## WORK TO DO
Below is the data. Give it again, complete and exact.
━━━ STORED ROWS ━━━
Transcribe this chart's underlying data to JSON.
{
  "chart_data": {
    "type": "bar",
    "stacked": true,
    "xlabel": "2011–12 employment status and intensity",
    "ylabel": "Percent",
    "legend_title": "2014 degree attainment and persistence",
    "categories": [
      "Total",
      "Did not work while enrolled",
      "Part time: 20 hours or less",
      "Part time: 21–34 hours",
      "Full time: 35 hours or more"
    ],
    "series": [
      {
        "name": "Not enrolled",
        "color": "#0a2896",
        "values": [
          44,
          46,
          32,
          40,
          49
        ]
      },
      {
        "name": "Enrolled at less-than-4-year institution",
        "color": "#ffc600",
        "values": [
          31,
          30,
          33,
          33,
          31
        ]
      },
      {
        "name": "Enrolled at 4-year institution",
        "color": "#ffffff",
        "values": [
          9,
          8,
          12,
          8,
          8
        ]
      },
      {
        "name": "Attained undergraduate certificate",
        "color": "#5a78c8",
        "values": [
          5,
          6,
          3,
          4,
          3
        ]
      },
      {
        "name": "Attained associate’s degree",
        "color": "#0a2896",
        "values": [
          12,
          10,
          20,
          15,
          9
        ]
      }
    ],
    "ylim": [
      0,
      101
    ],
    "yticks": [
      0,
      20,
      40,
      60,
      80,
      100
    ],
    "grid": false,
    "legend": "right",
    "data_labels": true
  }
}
━━━
## EXERCISE ANSWER
Transcribe this chart's underlying data to JSON.
{
  "chart_data": {
    "type": "bar",
    "stacked": true,
    "xlabel": "2011–12 employment status and intensity",
    "ylabel": "Percent",
    "legend_title": "2014 degree attainment and persistence",
    "categories": [
      "Total",
      "Did not work while enrolled",
      "Part time: 20 hours or less",
      "Part time: 21–34 hours",
      "Full time: 35 hours or more"
    ],
    "series": [
      {
        "name": "Not enrolled",
        "color": "#0a2896",
        "values": [
          44,
          46,
          32,
          40,
          49
        ]
      },
      {
        "name": "Enrolled at less-than-4-year institution",
        "color": "#ffc600",
        "values": [
          31,
          30,
          33,
          33,
          31
        ]
      },
      {
        "name": "Enrolled at 4-year institution",
        "color": "#ffffff",
        "values": [
          9,
          8,
          12,
          8,
          8
        ]
      },
      {
        "name": "Attained undergraduate certificate",
        "color": "#5a78c8",
        "values": [
          5,
          6,
          3,
          4,
          3
        ]
      },
      {
        "name": "Attained associate’s degree",
        "color": "#0a2896",
        "values": [
          12,
          10,
          20,
          15,
          9
        ]
      }
    ],
    "ylim": [
      0,
      101
    ],
    "yticks": [
      0,
      20,
      40,
      60,
      80,
      100
    ],
    "grid": false,
    "legend": "right",
    "data_labels": true
  }
}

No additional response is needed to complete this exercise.